* _GOAL_
Work out how many lines in the listing below include the word "name". Give nothing but the number.

* _EXERCISE INPUT_

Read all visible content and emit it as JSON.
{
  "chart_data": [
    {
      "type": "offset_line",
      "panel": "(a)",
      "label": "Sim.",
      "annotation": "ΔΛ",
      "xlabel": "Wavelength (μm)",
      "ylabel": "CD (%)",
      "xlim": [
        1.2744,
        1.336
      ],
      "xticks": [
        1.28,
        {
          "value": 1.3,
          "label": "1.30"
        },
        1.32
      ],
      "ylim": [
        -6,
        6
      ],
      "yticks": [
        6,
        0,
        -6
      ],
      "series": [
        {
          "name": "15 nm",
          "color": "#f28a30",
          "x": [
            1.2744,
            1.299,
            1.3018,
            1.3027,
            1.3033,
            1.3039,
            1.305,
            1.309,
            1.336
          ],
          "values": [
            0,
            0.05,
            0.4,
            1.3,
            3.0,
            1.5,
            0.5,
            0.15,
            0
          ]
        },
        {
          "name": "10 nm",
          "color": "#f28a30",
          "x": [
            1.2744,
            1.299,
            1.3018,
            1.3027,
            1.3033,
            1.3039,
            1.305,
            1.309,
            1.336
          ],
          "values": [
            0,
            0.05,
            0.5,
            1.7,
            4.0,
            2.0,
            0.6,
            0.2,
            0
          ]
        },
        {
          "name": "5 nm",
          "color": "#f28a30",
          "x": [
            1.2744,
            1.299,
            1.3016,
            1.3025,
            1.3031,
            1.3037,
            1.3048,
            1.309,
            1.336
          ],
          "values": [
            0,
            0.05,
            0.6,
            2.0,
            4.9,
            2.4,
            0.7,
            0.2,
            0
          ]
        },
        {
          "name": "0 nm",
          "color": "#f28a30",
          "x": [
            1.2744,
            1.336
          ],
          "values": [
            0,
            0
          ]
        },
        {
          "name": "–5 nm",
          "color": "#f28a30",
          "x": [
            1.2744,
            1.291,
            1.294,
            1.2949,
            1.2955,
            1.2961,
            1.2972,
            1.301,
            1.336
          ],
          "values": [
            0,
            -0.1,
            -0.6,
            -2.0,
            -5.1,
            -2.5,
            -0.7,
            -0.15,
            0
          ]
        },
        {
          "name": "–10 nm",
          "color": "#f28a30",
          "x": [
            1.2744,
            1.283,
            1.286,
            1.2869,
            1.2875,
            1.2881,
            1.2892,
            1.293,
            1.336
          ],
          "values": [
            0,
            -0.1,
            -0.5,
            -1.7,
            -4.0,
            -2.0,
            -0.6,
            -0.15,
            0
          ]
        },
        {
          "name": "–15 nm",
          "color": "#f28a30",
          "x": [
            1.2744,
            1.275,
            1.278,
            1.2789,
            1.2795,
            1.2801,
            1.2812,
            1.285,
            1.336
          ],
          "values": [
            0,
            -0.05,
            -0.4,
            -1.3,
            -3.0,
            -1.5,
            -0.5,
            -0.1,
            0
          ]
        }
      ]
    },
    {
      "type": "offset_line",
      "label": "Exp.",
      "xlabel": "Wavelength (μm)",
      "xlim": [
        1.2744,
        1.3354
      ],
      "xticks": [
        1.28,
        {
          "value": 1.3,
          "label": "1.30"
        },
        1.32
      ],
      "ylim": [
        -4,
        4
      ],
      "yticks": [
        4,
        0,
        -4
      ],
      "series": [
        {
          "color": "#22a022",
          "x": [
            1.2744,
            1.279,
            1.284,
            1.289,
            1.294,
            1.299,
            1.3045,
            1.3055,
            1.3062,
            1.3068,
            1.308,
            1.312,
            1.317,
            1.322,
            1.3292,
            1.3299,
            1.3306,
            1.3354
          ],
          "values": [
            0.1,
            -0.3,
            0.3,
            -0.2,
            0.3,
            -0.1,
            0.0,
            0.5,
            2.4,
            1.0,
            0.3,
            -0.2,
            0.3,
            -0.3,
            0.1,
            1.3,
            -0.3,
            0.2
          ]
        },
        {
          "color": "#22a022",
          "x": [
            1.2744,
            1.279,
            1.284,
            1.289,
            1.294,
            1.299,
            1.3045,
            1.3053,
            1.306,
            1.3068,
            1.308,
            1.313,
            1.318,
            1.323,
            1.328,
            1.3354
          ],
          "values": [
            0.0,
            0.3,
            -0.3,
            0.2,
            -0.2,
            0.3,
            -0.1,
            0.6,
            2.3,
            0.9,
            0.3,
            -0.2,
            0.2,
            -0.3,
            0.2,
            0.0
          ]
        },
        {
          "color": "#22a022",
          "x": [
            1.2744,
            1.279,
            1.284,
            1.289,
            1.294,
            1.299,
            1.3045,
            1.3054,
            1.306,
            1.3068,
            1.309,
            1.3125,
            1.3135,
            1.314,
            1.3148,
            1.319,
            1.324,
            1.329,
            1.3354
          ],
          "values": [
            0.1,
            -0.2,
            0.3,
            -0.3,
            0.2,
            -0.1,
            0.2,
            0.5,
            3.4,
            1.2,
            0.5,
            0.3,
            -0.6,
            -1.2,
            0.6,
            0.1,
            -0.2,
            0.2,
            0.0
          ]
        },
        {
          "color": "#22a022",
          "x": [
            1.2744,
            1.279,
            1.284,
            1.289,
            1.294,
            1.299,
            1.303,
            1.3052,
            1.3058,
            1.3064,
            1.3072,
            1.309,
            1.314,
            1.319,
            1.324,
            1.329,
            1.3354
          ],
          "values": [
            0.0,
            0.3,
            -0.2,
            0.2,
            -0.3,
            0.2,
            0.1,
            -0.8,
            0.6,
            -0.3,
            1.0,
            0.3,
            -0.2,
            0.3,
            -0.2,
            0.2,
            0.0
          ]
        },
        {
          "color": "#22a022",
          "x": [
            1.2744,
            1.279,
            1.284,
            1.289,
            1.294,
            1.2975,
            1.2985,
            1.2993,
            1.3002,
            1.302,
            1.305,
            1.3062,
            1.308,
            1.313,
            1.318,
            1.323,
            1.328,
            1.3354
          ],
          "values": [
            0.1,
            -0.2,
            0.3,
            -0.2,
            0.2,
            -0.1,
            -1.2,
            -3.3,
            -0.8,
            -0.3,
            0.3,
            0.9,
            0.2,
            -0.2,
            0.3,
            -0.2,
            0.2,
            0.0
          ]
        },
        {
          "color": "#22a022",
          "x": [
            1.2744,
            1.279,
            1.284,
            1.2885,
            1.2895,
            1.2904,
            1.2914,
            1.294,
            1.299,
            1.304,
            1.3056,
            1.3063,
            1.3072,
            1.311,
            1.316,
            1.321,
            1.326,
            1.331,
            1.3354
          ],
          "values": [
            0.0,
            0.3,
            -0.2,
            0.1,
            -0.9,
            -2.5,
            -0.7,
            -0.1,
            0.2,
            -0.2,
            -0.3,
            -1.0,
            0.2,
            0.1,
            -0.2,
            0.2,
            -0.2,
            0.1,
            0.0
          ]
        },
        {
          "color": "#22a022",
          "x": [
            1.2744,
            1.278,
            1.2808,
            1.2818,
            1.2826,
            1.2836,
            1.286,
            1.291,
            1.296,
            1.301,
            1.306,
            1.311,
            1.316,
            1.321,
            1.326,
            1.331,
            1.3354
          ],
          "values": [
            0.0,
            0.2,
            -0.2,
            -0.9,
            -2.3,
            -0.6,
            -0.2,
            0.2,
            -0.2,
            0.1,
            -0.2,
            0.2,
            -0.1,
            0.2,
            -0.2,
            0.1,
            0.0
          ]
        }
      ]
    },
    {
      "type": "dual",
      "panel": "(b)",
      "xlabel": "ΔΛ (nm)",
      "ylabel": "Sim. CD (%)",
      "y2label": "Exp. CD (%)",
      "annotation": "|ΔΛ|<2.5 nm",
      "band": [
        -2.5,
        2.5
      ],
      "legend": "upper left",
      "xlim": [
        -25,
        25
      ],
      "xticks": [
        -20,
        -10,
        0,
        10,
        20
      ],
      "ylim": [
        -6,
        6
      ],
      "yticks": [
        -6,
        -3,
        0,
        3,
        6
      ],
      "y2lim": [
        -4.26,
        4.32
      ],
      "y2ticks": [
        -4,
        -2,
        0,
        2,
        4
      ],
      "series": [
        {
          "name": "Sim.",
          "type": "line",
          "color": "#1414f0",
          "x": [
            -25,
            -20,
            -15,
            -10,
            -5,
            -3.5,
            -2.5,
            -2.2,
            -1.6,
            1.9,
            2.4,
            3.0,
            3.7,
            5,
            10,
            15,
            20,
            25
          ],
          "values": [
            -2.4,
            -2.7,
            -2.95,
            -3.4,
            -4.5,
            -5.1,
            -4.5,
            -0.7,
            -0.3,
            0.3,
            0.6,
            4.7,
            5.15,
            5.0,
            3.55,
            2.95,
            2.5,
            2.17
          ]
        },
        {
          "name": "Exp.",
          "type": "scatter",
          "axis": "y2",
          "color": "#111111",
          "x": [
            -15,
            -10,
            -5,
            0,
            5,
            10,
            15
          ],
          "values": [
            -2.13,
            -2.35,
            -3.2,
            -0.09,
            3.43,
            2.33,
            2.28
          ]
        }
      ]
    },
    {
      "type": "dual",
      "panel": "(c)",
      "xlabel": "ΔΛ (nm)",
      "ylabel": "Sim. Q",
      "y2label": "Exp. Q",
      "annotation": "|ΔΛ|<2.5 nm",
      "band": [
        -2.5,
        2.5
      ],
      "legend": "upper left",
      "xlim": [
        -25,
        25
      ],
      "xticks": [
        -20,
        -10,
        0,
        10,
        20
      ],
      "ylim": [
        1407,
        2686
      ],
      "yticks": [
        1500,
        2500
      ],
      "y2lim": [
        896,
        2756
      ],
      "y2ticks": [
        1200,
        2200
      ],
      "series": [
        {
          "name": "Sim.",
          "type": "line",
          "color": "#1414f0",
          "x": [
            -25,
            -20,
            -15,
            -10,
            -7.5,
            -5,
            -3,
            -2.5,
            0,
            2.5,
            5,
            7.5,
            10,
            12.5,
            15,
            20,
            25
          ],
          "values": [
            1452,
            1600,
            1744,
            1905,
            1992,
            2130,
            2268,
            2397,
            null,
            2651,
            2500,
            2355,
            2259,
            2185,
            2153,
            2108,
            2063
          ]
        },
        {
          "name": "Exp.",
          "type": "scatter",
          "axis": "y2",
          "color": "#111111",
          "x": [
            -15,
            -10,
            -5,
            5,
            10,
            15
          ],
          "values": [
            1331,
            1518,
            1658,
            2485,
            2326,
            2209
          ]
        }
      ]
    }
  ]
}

* _FINISHED EXERCISE_
11